## BEGIN STORED RECORDS

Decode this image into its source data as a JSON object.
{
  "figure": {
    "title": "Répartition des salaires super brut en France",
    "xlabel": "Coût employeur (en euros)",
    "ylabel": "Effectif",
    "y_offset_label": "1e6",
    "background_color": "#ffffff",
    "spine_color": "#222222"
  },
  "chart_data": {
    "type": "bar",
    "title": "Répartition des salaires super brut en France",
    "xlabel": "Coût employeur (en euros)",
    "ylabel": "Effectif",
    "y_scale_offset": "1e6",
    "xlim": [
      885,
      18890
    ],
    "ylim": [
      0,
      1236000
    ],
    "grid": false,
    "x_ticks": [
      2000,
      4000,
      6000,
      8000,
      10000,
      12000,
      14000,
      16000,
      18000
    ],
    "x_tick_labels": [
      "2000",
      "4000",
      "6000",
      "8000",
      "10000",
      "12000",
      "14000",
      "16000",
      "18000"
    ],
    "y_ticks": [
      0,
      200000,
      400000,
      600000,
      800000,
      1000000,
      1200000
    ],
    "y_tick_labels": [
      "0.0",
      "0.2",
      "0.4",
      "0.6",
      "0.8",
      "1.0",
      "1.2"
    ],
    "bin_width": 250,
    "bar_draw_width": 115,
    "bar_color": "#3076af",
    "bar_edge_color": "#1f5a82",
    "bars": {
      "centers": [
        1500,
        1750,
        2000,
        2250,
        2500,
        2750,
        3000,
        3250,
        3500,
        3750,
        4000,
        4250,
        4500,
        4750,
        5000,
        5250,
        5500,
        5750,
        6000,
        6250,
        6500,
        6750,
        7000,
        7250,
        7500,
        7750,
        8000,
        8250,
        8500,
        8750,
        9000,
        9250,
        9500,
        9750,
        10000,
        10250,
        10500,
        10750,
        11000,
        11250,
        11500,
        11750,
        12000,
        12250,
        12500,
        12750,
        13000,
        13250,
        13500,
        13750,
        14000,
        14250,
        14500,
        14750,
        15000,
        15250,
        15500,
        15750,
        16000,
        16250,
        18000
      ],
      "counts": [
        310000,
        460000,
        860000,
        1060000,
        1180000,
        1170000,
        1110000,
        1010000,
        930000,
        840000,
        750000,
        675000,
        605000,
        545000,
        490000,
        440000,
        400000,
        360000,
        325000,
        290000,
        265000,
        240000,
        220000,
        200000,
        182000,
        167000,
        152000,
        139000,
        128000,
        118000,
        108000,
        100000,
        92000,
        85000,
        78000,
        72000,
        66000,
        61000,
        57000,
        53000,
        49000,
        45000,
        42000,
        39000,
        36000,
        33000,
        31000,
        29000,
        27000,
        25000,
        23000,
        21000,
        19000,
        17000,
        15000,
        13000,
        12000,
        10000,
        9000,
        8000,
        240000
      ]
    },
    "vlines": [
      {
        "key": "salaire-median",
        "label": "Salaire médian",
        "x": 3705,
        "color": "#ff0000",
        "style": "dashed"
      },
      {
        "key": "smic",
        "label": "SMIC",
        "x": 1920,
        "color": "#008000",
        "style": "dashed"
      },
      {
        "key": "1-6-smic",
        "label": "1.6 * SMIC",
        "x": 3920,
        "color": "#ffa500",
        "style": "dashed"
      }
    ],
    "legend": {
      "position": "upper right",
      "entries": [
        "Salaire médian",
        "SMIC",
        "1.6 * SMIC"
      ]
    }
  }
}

## END STORED RECORDS

Restate the data above word for word, please.

Decode this image into its source data as a JSON object.
{
  "figure": {
    "title": "Répartition des salaires super brut en France",
    "xlabel": "Coût employeur (en euros)",
    "ylabel": "Effectif",
    "y_offset_label": "1e6",
    "background_color": "#ffffff",
    "spine_color": "#222222"
  },
  "chart_data": {
    "type": "bar",
    "title": "Répartition des salaires super brut en France",
    "xlabel": "Coût employeur (en euros)",
    "ylabel": "Effectif",
    "y_scale_offset": "1e6",
    "xlim": [
      885,
      18890
    ],
    "ylim": [
      0,
      1236000
    ],
    "grid": false,
    "x_ticks": [
      2000,
      4000,
      6000,
      8000,
      10000,
      12000,
      14000,
      16000,
      18000
    ],
    "x_tick_labels": [
      "2000",
      "4000",
      "6000",
      "8000",
      "10000",
      "12000",
      "14000",
      "16000",
      "18000"
    ],
    "y_ticks": [
      0,
      200000,
      400000,
      600000,
      800000,
      1000000,
      1200000
    ],
    "y_tick_labels": [
      "0.0",
      "0.2",
      "0.4",
      "0.6",
      "0.8",
      "1.0",
      "1.2"
    ],
    "bin_width": 250,
    "bar_draw_width": 115,
    "bar_color": "#3076af",
    "bar_edge_color": "#1f5a82",
    "bars": {
      "centers": [
        1500,
        1750,
        2000,
        2250,
        2500,
        2750,
        3000,
        3250,
        3500,
        3750,
        4000,
        4250,
        4500,
        4750,
        5000,
        5250,
        5500,
        5750,
        6000,
        6250,
        6500,
        6750,
        7000,
        7250,
        7500,
        7750,
        8000,
        8250,
        8500,
        8750,
        9000,
        9250,
        9500,
        9750,
        10000,
        10250,
        10500,
        10750,
        11000,
        11250,
        11500,
        11750,
        12000,
        12250,
        12500,
        12750,
        13000,
        13250,
        13500,
        13750,
        14000,
        14250,
        14500,
        14750,
        15000,
        15250,
        15500,
        15750,
        16000,
        16250,
        18000
      ],
      "counts": [
        310000,
        460000,
        860000,
        1060000,
        1180000,
        1170000,
        1110000,
        1010000,
        930000,
        840000,
        750000,
        675000,
        605000,
        545000,
        490000,
        440000,
        400000,
        360000,
        325000,
        290000,
        265000,
        240000,
        220000,
        200000,
        182000,
        167000,
        152000,
        139000,
        128000,
        118000,
        108000,
        100000,
        92000,
        85000,
        78000,
        72000,
        66000,
        61000,
        57000,
        53000,
        49000,
        45000,
        42000,
        39000,
        36000,
        33000,
        31000,
        29000,
        27000,
        25000,
        23000,
        21000,
        19000,
        17000,
        15000,
        13000,
        12000,
        10000,
        9000,
        8000,
        240000
      ]
    },
    "vlines": [
      {
        "key": "salaire-median",
        "label": "Salaire médian",
        "x": 3705,
        "color": "#ff0000",
        "style": "dashed"
      },
      {
        "key": "smic",
        "label": "SMIC",
        "x": 1920,
        "color": "#008000",
        "style": "dashed"
      },
      {
        "key": "1-6-smic",
        "label": "1.6 * SMIC",
        "x": 3920,
        "color": "#ffa500",
        "style": "dashed"
      }
    ],
    "legend": {
      "position": "upper right",
      "entries": [
        "Salaire médian",
        "SMIC",
        "1.6 * SMIC"
      ]
    }
  }
}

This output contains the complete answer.